Find each line with the word "regions" and copy it.

════

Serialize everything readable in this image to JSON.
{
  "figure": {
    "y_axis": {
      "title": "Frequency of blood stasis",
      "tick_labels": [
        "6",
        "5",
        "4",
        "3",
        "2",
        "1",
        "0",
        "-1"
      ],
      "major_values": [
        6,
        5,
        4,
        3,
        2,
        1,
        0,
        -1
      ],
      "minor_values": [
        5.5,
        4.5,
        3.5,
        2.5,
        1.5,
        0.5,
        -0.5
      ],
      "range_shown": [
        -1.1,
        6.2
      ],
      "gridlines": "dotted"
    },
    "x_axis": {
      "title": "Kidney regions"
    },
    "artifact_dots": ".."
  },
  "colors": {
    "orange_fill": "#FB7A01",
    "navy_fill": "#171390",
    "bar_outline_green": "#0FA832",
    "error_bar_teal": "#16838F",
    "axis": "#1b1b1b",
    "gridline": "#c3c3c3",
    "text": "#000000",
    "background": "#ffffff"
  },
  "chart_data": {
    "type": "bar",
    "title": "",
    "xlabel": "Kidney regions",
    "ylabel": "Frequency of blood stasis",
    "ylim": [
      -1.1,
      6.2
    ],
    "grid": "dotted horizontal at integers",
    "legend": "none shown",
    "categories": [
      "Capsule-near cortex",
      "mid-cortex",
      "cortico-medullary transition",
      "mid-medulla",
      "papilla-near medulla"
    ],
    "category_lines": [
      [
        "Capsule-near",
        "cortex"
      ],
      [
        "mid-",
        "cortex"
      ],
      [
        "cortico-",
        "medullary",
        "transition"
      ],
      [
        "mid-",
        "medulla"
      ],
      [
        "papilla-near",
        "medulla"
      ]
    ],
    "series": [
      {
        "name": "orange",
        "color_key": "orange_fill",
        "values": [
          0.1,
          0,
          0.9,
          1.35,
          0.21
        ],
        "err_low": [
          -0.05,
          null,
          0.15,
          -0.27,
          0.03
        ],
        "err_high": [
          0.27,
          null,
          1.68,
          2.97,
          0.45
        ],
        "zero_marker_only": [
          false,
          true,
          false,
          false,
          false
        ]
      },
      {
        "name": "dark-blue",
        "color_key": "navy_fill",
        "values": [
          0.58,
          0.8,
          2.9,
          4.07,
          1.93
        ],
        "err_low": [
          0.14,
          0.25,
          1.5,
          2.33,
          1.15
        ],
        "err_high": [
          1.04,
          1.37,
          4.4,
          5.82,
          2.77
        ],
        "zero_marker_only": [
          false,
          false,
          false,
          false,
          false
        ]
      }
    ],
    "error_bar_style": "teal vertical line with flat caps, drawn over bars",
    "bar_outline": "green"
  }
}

════

Solution for this problem —
      "title": "Kidney regions"
    "xlabel": "Kidney regions",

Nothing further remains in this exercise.